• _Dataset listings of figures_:
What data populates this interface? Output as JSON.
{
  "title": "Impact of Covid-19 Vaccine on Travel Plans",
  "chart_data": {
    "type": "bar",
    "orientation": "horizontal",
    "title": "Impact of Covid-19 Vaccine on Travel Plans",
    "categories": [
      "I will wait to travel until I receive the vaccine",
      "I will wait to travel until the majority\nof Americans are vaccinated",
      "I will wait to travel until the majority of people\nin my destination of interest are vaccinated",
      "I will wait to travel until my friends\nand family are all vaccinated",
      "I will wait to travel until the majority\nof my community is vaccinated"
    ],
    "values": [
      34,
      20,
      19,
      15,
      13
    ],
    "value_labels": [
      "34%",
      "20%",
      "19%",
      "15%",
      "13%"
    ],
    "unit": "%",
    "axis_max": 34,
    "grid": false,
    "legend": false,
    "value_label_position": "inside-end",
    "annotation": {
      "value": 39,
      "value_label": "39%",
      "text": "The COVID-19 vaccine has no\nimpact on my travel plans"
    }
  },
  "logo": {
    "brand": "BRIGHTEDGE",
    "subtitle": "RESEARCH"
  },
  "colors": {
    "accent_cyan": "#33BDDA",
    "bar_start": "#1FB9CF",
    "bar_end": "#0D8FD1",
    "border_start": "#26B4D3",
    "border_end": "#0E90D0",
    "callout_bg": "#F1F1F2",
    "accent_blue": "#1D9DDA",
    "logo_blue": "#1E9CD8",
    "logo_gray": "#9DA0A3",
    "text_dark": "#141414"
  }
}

• _The task_:
Each line above must be reproduced exactly as it stands.

• _Expected answer_:
What data populates this interface? Output as JSON.
{
  "title": "Impact of Covid-19 Vaccine on Travel Plans",
  "chart_data": {
    "type": "bar",
    "orientation": "horizontal",
    "title": "Impact of Covid-19 Vaccine on Travel Plans",
    "categories": [
      "I will wait to travel until I receive the vaccine",
      "I will wait to travel until the majority\nof Americans are vaccinated",
      "I will wait to travel until the majority of people\nin my destination of interest are vaccinated",
      "I will wait to travel until my friends\nand family are all vaccinated",
      "I will wait to travel until the majority\nof my community is vaccinated"
    ],
    "values": [
      34,
      20,
      19,
      15,
      13
    ],
    "value_labels": [
      "34%",
      "20%",
      "19%",
      "15%",
      "13%"
    ],
    "unit": "%",
    "axis_max": 34,
    "grid": false,
    "legend": false,
    "value_label_position": "inside-end",
    "annotation": {
      "value": 39,
      "value_label": "39%",
      "text": "The COVID-19 vaccine has no\nimpact on my travel plans"
    }
  },
  "logo": {
    "brand": "BRIGHTEDGE",
    "subtitle": "RESEARCH"
  },
  "colors": {
    "accent_cyan": "#33BDDA",
    "bar_start": "#1FB9CF",
    "bar_end": "#0D8FD1",
    "border_start": "#26B4D3",
    "border_end": "#0E90D0",
    "callout_bg": "#F1F1F2",
    "accent_blue": "#1D9DDA",
    "logo_blue": "#1E9CD8",
    "logo_gray": "#9DA0A3",
    "text_dark": "#141414"
  }
}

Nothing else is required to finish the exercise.